Data records:

----------------

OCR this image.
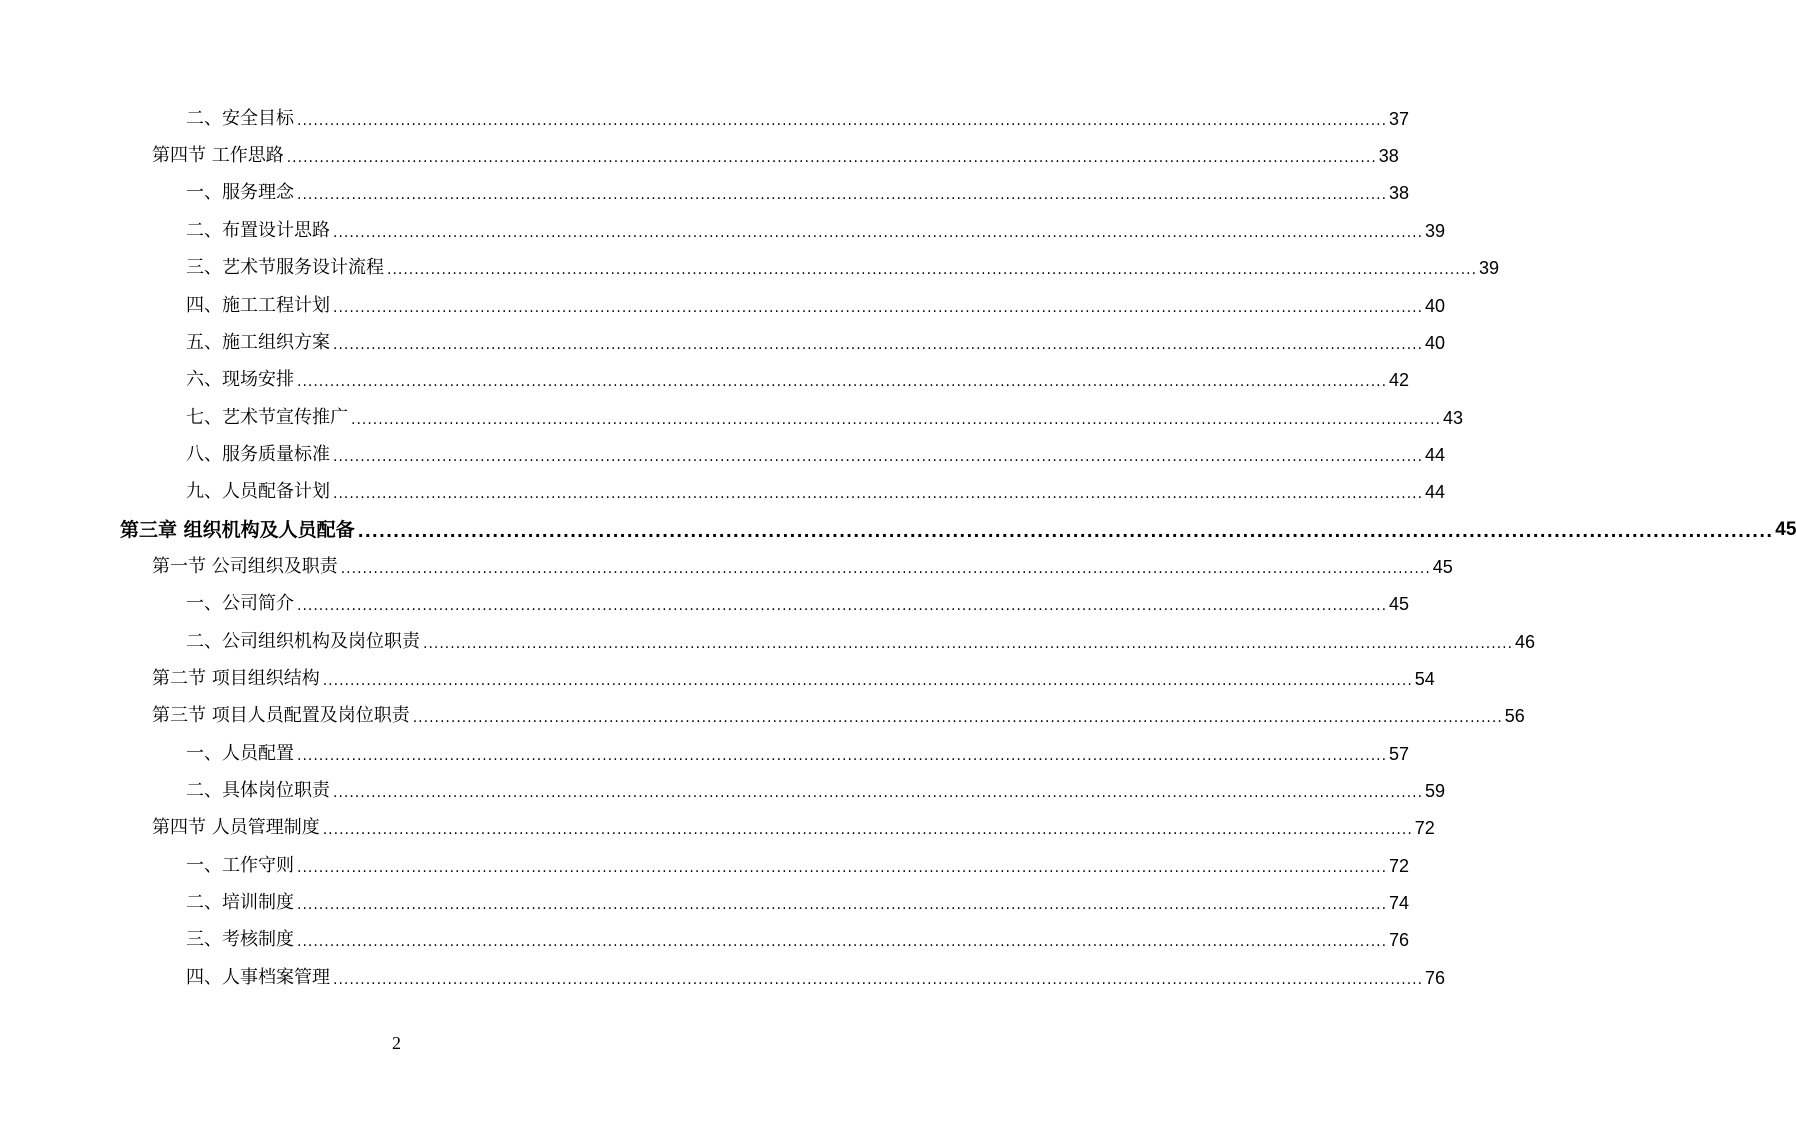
二、安全目标 ........................................................................................................................................................................................................ 37
第四节 工作思路 ........................................................................................................................................................................................................ 38
一、服务理念 ........................................................................................................................................................................................................ 38
二、布置设计思路 ........................................................................................................................................................................................................ 39
三、艺术节服务设计流程 ........................................................................................................................................................................................................ 39
四、施工工程计划 ........................................................................................................................................................................................................ 40
五、施工组织方案 ........................................................................................................................................................................................................ 40
六、现场安排 ........................................................................................................................................................................................................ 42
七、艺术节宣传推广 ........................................................................................................................................................................................................ 43
八、服务质量标准 ........................................................................................................................................................................................................ 44
九、人员配备计划 ........................................................................................................................................................................................................ 44
第三章 组织机构及人员配备 ........................................................................................................................................................................................................ 45
第一节 公司组织及职责 ........................................................................................................................................................................................................ 45
一、公司简介 ........................................................................................................................................................................................................ 45
二、公司组织机构及岗位职责 ........................................................................................................................................................................................................ 46
第二节 项目组织结构 ........................................................................................................................................................................................................ 54
第三节 项目人员配置及岗位职责 ........................................................................................................................................................................................................ 56
一、人员配置 ........................................................................................................................................................................................................ 57
二、具体岗位职责 ........................................................................................................................................................................................................ 59
第四节 人员管理制度 ........................................................................................................................................................................................................ 72
一、工作守则 ........................................................................................................................................................................................................ 72
二、培训制度 ........................................................................................................................................................................................................ 74
三、考核制度 ........................................................................................................................................................................................................ 76
四、人事档案管理 ........................................................................................................................................................................................................ 76
2
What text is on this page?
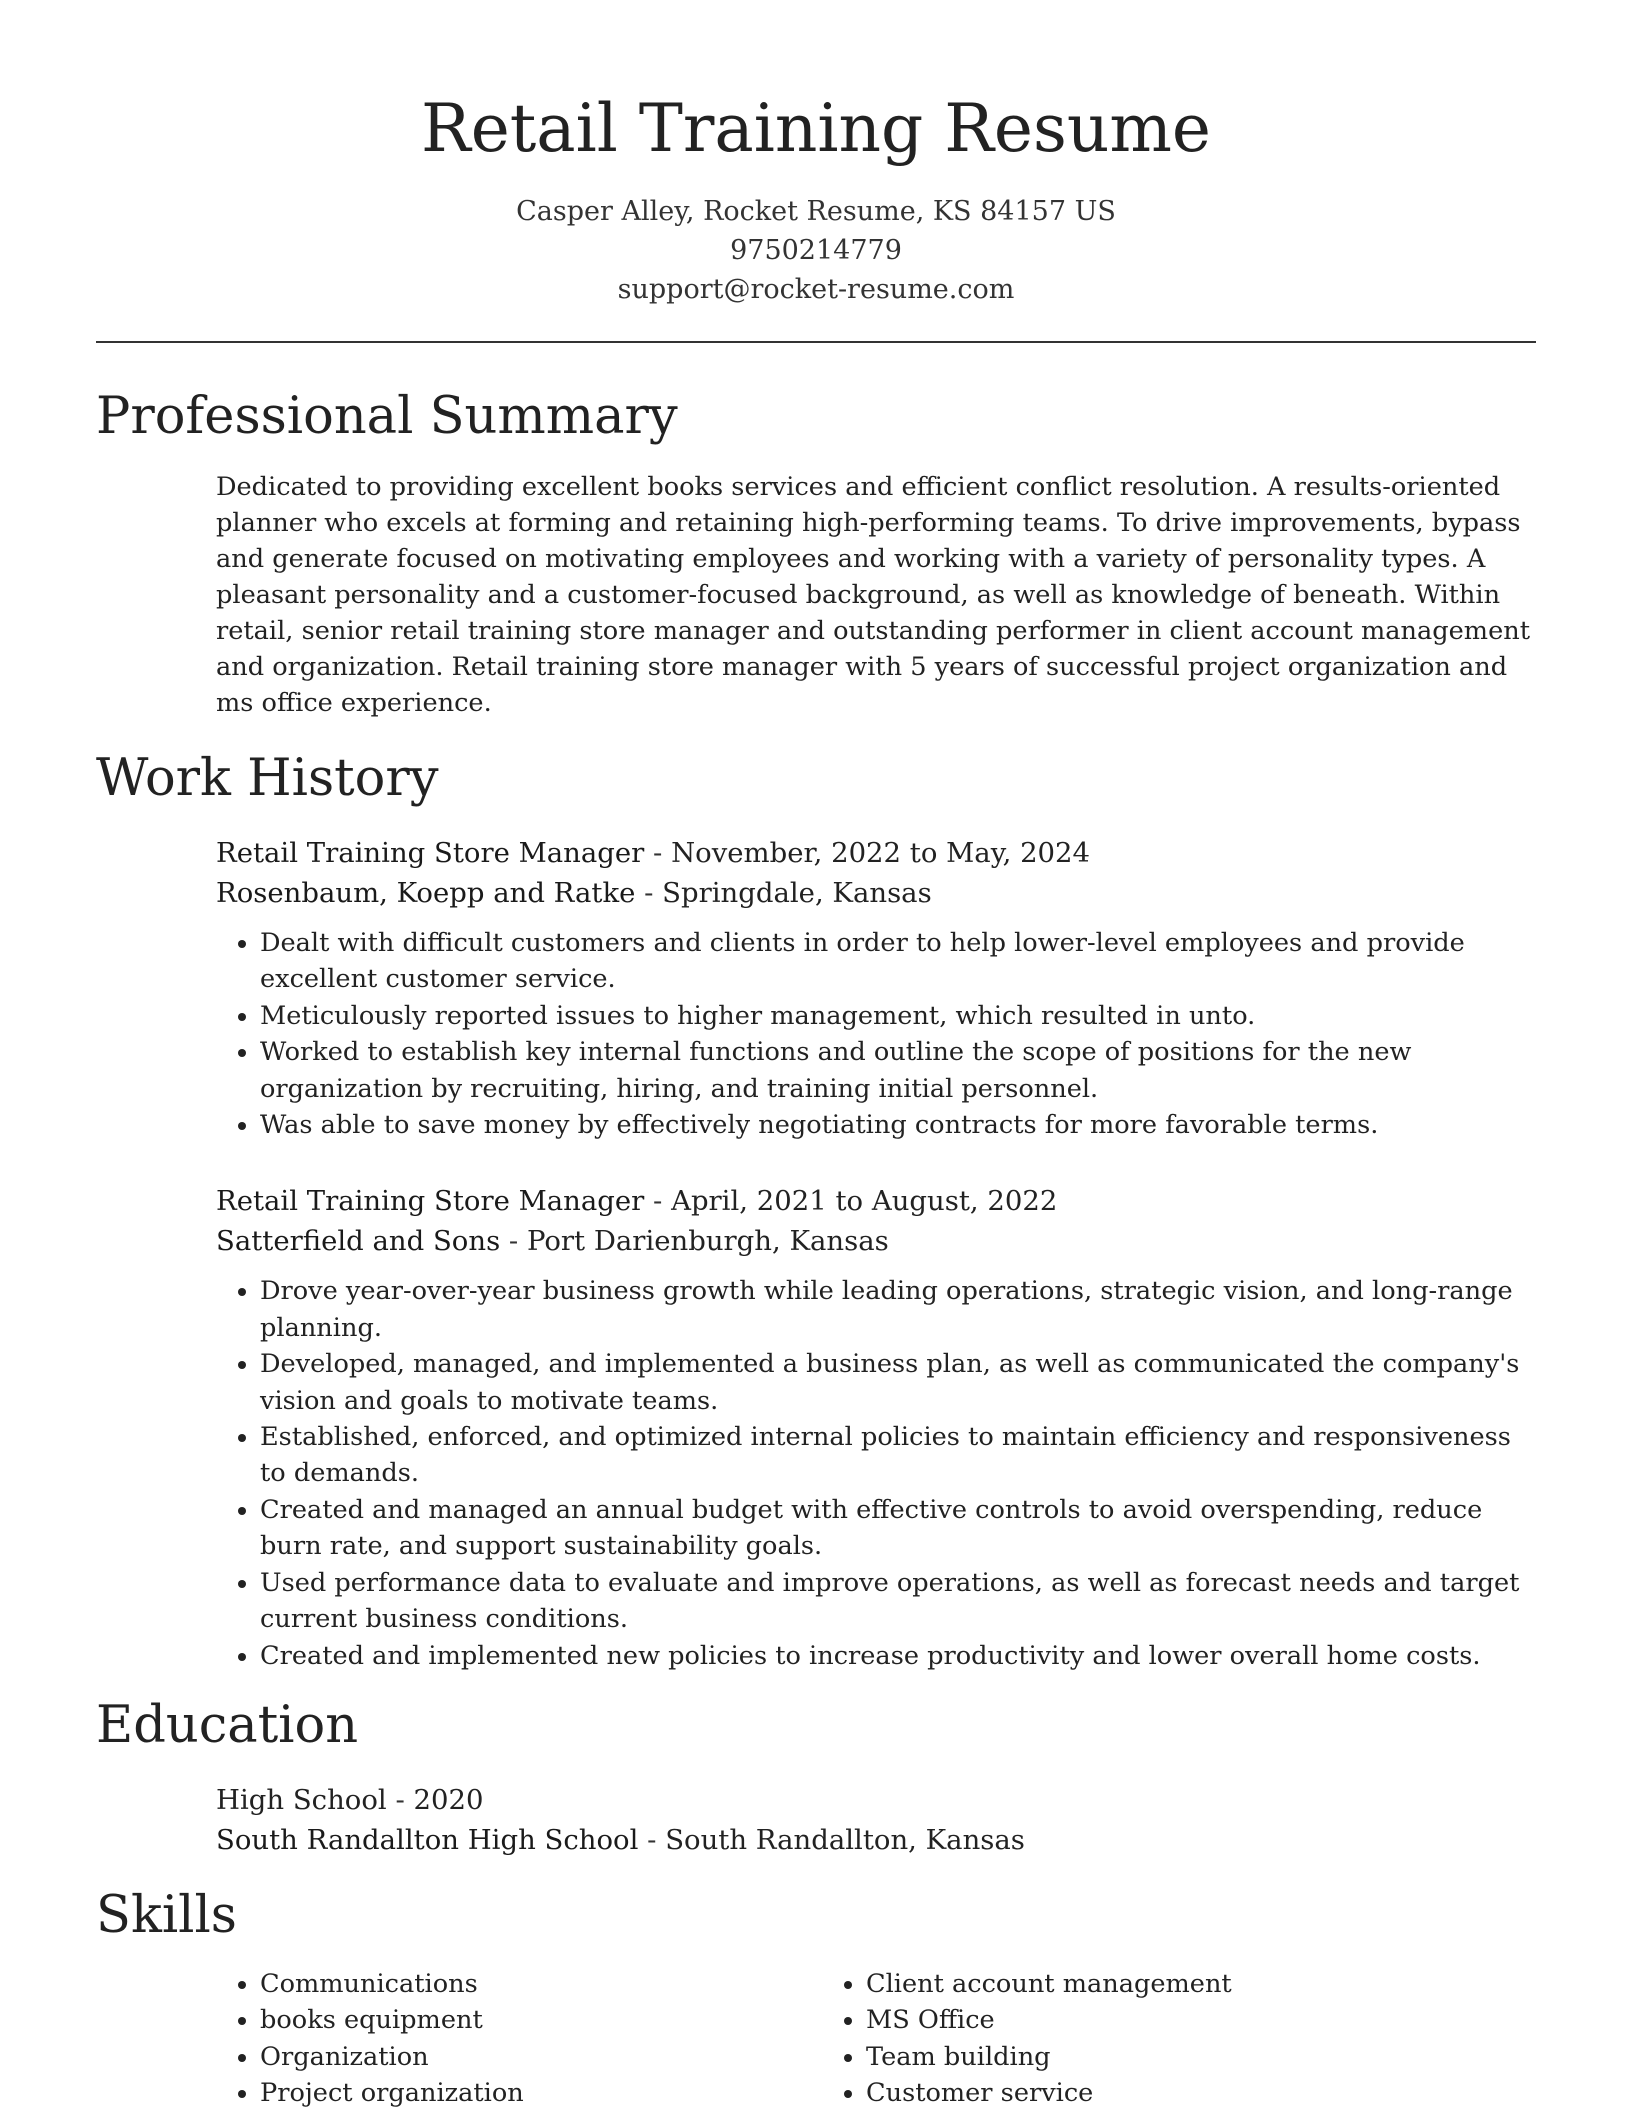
Retail Training Resume
Casper Alley, Rocket Resume, KS 84157 US
9750214779
support@rocket-resume.com
Professional Summary
Dedicated to providing excellent books services and efficient conflict resolution. A results-oriented planner who excels at forming and retaining high-performing teams. To drive improvements, bypass and generate focused on motivating employees and working with a variety of personality types. A pleasant personality and a customer-focused background, as well as knowledge of beneath. Within retail, senior retail training store manager and outstanding performer in client account management and organization. Retail training store manager with 5 years of successful project organization and ms office experience.
Work History
Retail Training Store Manager - November, 2022 to May, 2024
Rosenbaum, Koepp and Ratke - Springdale, Kansas
• Dealt with difficult customers and clients in order to help lower-level employees and provide excellent customer service.
• Meticulously reported issues to higher management, which resulted in unto.
• Worked to establish key internal functions and outline the scope of positions for the new organization by recruiting, hiring, and training initial personnel.
• Was able to save money by effectively negotiating contracts for more favorable terms.
Retail Training Store Manager - April, 2021 to August, 2022
Satterfield and Sons - Port Darienburgh, Kansas
• Drove year-over-year business growth while leading operations, strategic vision, and long-range planning.
• Developed, managed, and implemented a business plan, as well as communicated the company's vision and goals to motivate teams.
• Established, enforced, and optimized internal policies to maintain efficiency and responsiveness to demands.
• Created and managed an annual budget with effective controls to avoid overspending, reduce burn rate, and support sustainability goals.
• Used performance data to evaluate and improve operations, as well as forecast needs and target current business conditions.
• Created and implemented new policies to increase productivity and lower overall home costs.
Education
High School - 2020
South Randallton High School - South Randallton, Kansas
Skills
• Communications
• books equipment
• Organization
• Project organization
• Client account management
• MS Office
• Team building
• Customer service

----------------

Of the lines in the listing, how many hold the word "this"? Nothing but the number is needed.

2